What is expected — Copy nothing but the text: reproduce each line of the listing exactly and leave the pictures out.

= = = = = = =

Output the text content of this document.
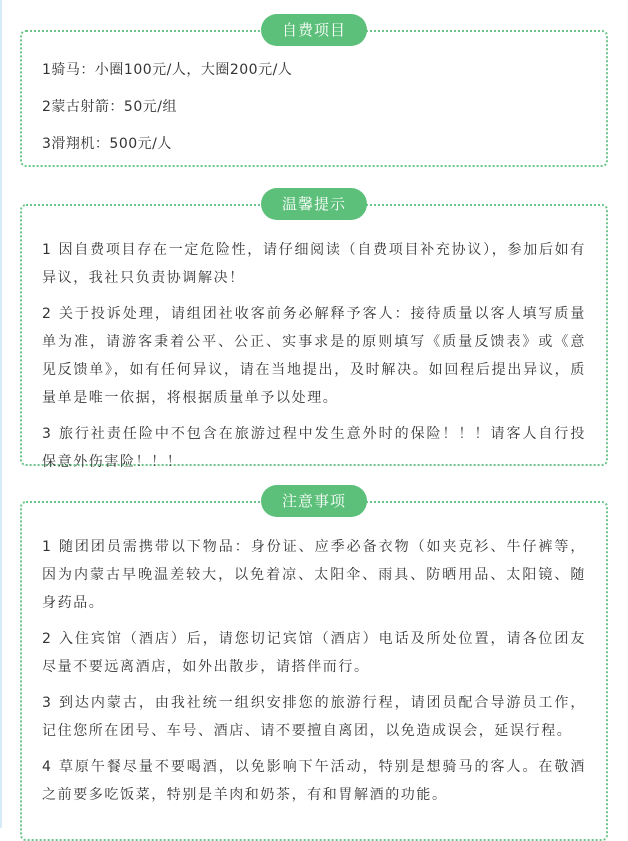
自费项目
1骑马：小圈100元/人，大圈200元/人
2蒙古射箭：50元/组
3滑翔机：500元/人
温馨提示
1 因自费项目存在一定危险性，请仔细阅读（自费项目补充协议），参加后如有异议，我社只负责协调解决！
2 关于投诉处理，请组团社收客前务必解释予客人：接待质量以客人填写质量单为准，请游客秉着公平、公正、实事求是的原则填写《质量反馈表》或《意见反馈单》，如有任何异议，请在当地提出，及时解决。如回程后提出异议，质量单是唯一依据，将根据质量单予以处理。
3 旅行社责任险中不包含在旅游过程中发生意外时的保险！！！请客人自行投保意外伤害险！！！
注意事项
1 随团团员需携带以下物品：身份证、应季必备衣物（如夹克衫、牛仔裤等，因为内蒙古早晚温差较大，以免着凉、太阳伞、雨具、防晒用品、太阳镜、随身药品。
2 入住宾馆（酒店）后，请您切记宾馆（酒店）电话及所处位置，请各位团友尽量不要远离酒店，如外出散步，请搭伴而行。
3 到达内蒙古，由我社统一组织安排您的旅游行程，请团员配合导游员工作，记住您所在团号、车号、酒店、请不要擅自离团，以免造成误会，延误行程。
4 草原午餐尽量不要喝酒，以免影响下午活动，特别是想骑马的客人。在敬酒之前要多吃饭菜，特别是羊肉和奶茶，有和胃解酒的功能。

= = = = = = =

Written reply —
Output the text content of this document.
自费项目
1骑马：小圈100元/人，大圈200元/人
2蒙古射箭：50元/组
3滑翔机：500元/人
温馨提示
1 因自费项目存在一定危险性，请仔细阅读（自费项目补充协议），参加后如有异议，我社只负责协调解决！
2 关于投诉处理，请组团社收客前务必解释予客人：接待质量以客人填写质量单为准，请游客秉着公平、公正、实事求是的原则填写《质量反馈表》或《意见反馈单》，如有任何异议，请在当地提出，及时解决。如回程后提出异议，质量单是唯一依据，将根据质量单予以处理。
3 旅行社责任险中不包含在旅游过程中发生意外时的保险！！！请客人自行投保意外伤害险！！！
注意事项
1 随团团员需携带以下物品：身份证、应季必备衣物（如夹克衫、牛仔裤等，因为内蒙古早晚温差较大，以免着凉、太阳伞、雨具、防晒用品、太阳镜、随身药品。
2 入住宾馆（酒店）后，请您切记宾馆（酒店）电话及所处位置，请各位团友尽量不要远离酒店，如外出散步，请搭伴而行。
3 到达内蒙古，由我社统一组织安排您的旅游行程，请团员配合导游员工作，记住您所在团号、车号、酒店、请不要擅自离团，以免造成误会，延误行程。
4 草原午餐尽量不要喝酒，以免影响下午活动，特别是想骑马的客人。在敬酒之前要多吃饭菜，特别是羊肉和奶茶，有和胃解酒的功能。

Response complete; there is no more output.